The records below must be returned exactly, with every picture left out.
Top of RECORDS TO PROCESS
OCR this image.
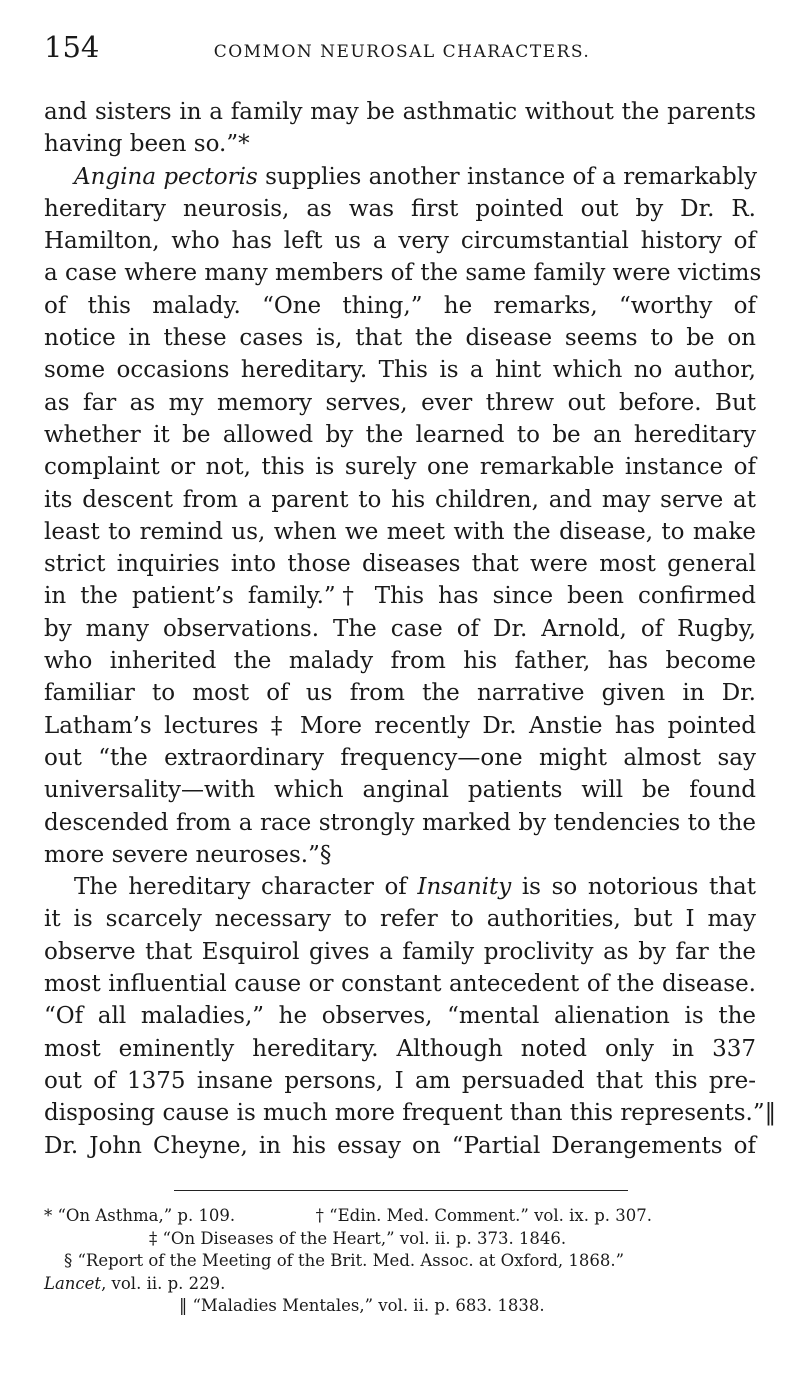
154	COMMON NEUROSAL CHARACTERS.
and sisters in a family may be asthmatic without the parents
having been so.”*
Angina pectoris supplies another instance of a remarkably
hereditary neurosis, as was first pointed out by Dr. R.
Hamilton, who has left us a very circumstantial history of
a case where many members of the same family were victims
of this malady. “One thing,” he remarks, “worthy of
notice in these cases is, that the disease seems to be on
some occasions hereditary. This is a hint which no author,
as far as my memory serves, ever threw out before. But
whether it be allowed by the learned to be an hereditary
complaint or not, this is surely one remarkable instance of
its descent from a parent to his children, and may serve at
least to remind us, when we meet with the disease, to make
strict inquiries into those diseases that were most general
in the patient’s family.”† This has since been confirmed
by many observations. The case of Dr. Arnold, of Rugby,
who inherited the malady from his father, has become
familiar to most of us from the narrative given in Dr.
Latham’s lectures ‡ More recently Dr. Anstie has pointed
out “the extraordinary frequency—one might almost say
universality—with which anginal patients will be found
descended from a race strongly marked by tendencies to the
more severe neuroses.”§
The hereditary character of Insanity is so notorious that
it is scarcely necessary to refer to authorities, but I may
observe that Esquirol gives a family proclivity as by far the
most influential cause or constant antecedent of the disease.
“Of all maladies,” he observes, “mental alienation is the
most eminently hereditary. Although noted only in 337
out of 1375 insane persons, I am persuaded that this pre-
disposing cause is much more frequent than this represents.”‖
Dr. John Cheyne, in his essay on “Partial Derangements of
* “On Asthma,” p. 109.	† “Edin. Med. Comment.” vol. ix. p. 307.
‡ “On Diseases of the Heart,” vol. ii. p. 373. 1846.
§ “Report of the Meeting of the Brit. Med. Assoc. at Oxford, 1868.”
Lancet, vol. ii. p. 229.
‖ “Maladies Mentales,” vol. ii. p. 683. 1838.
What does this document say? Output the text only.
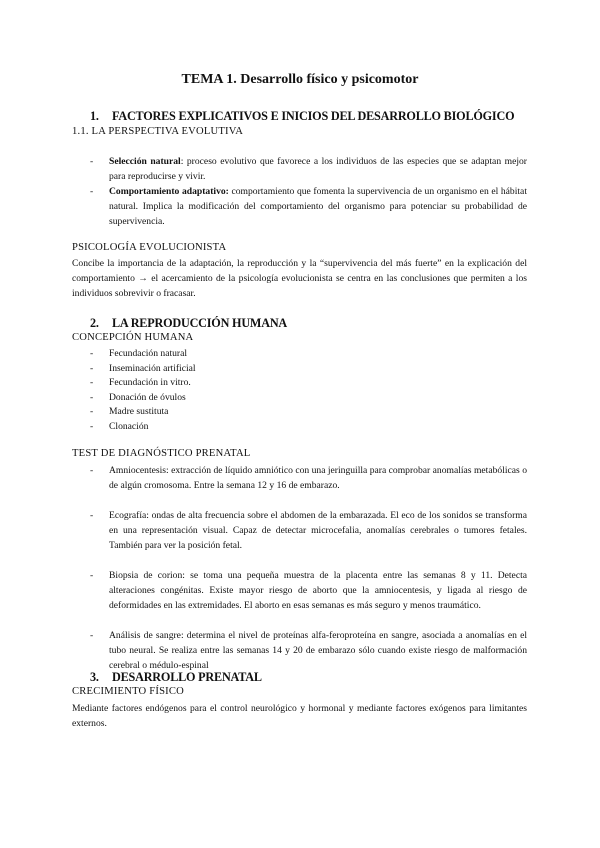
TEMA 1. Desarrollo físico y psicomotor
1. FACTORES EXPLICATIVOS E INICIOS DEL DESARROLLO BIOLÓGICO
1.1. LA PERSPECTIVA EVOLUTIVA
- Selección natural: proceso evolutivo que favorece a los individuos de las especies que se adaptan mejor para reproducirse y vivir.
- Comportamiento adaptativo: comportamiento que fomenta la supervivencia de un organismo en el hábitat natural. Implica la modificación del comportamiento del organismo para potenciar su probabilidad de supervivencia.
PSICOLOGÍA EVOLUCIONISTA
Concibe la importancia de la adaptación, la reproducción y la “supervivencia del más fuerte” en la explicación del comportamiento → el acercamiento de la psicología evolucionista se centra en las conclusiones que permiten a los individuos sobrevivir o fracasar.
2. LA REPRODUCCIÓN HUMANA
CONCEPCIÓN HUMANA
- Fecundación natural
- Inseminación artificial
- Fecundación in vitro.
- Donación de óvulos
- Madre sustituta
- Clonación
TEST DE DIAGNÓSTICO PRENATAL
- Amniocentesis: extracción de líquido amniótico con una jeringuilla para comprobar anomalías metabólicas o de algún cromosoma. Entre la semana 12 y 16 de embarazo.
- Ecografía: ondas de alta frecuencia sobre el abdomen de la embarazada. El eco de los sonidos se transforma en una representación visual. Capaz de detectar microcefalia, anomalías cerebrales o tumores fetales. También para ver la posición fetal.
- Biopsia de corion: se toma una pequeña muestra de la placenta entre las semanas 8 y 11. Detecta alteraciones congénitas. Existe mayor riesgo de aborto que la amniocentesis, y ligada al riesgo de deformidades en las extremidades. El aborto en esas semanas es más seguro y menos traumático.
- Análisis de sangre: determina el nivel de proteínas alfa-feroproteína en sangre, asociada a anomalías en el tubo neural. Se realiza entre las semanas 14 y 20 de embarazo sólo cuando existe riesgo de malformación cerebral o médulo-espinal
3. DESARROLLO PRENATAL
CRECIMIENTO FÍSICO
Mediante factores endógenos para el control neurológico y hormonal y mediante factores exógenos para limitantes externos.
Bottom of RECORDS TO PROCESS
→ **FINAL ANSWER**
OCR this image.
154	COMMON NEUROSAL CHARACTERS.
and sisters in a family may be asthmatic without the parents
having been so.”*
Angina pectoris supplies another instance of a remarkably
hereditary neurosis, as was first pointed out by Dr. R.
Hamilton, who has left us a very circumstantial history of
a case where many members of the same family were victims
of this malady. “One thing,” he remarks, “worthy of
notice in these cases is, that the disease seems to be on
some occasions hereditary. This is a hint which no author,
as far as my memory serves, ever threw out before. But
whether it be allowed by the learned to be an hereditary
complaint or not, this is surely one remarkable instance of
its descent from a parent to his children, and may serve at
least to remind us, when we meet with the disease, to make
strict inquiries into those diseases that were most general
in the patient’s family.”† This has since been confirmed
by many observations. The case of Dr. Arnold, of Rugby,
who inherited the malady from his father, has become
familiar to most of us from the narrative given in Dr.
Latham’s lectures ‡ More recently Dr. Anstie has pointed
out “the extraordinary frequency—one might almost say
universality—with which anginal patients will be found
descended from a race strongly marked by tendencies to the
more severe neuroses.”§
The hereditary character of Insanity is so notorious that
it is scarcely necessary to refer to authorities, but I may
observe that Esquirol gives a family proclivity as by far the
most influential cause or constant antecedent of the disease.
“Of all maladies,” he observes, “mental alienation is the
most eminently hereditary. Although noted only in 337
out of 1375 insane persons, I am persuaded that this pre-
disposing cause is much more frequent than this represents.”‖
Dr. John Cheyne, in his essay on “Partial Derangements of
* “On Asthma,” p. 109.	† “Edin. Med. Comment.” vol. ix. p. 307.
‡ “On Diseases of the Heart,” vol. ii. p. 373. 1846.
§ “Report of the Meeting of the Brit. Med. Assoc. at Oxford, 1868.”
Lancet, vol. ii. p. 229.
‖ “Maladies Mentales,” vol. ii. p. 683. 1838.
What does this document say? Output the text only.
TEMA 1. Desarrollo físico y psicomotor
1. FACTORES EXPLICATIVOS E INICIOS DEL DESARROLLO BIOLÓGICO
1.1. LA PERSPECTIVA EVOLUTIVA
- Selección natural: proceso evolutivo que favorece a los individuos de las especies que se adaptan mejor para reproducirse y vivir.
- Comportamiento adaptativo: comportamiento que fomenta la supervivencia de un organismo en el hábitat natural. Implica la modificación del comportamiento del organismo para potenciar su probabilidad de supervivencia.
PSICOLOGÍA EVOLUCIONISTA
Concibe la importancia de la adaptación, la reproducción y la “supervivencia del más fuerte” en la explicación del comportamiento → el acercamiento de la psicología evolucionista se centra en las conclusiones que permiten a los individuos sobrevivir o fracasar.
2. LA REPRODUCCIÓN HUMANA
CONCEPCIÓN HUMANA
- Fecundación natural
- Inseminación artificial
- Fecundación in vitro.
- Donación de óvulos
- Madre sustituta
- Clonación
TEST DE DIAGNÓSTICO PRENATAL
- Amniocentesis: extracción de líquido amniótico con una jeringuilla para comprobar anomalías metabólicas o de algún cromosoma. Entre la semana 12 y 16 de embarazo.
- Ecografía: ondas de alta frecuencia sobre el abdomen de la embarazada. El eco de los sonidos se transforma en una representación visual. Capaz de detectar microcefalia, anomalías cerebrales o tumores fetales. También para ver la posición fetal.
- Biopsia de corion: se toma una pequeña muestra de la placenta entre las semanas 8 y 11. Detecta alteraciones congénitas. Existe mayor riesgo de aborto que la amniocentesis, y ligada al riesgo de deformidades en las extremidades. El aborto en esas semanas es más seguro y menos traumático.
- Análisis de sangre: determina el nivel de proteínas alfa-feroproteína en sangre, asociada a anomalías en el tubo neural. Se realiza entre las semanas 14 y 20 de embarazo sólo cuando existe riesgo de malformación cerebral o médulo-espinal
3. DESARROLLO PRENATAL
CRECIMIENTO FÍSICO
Mediante factores endógenos para el control neurológico y hormonal y mediante factores exógenos para limitantes externos.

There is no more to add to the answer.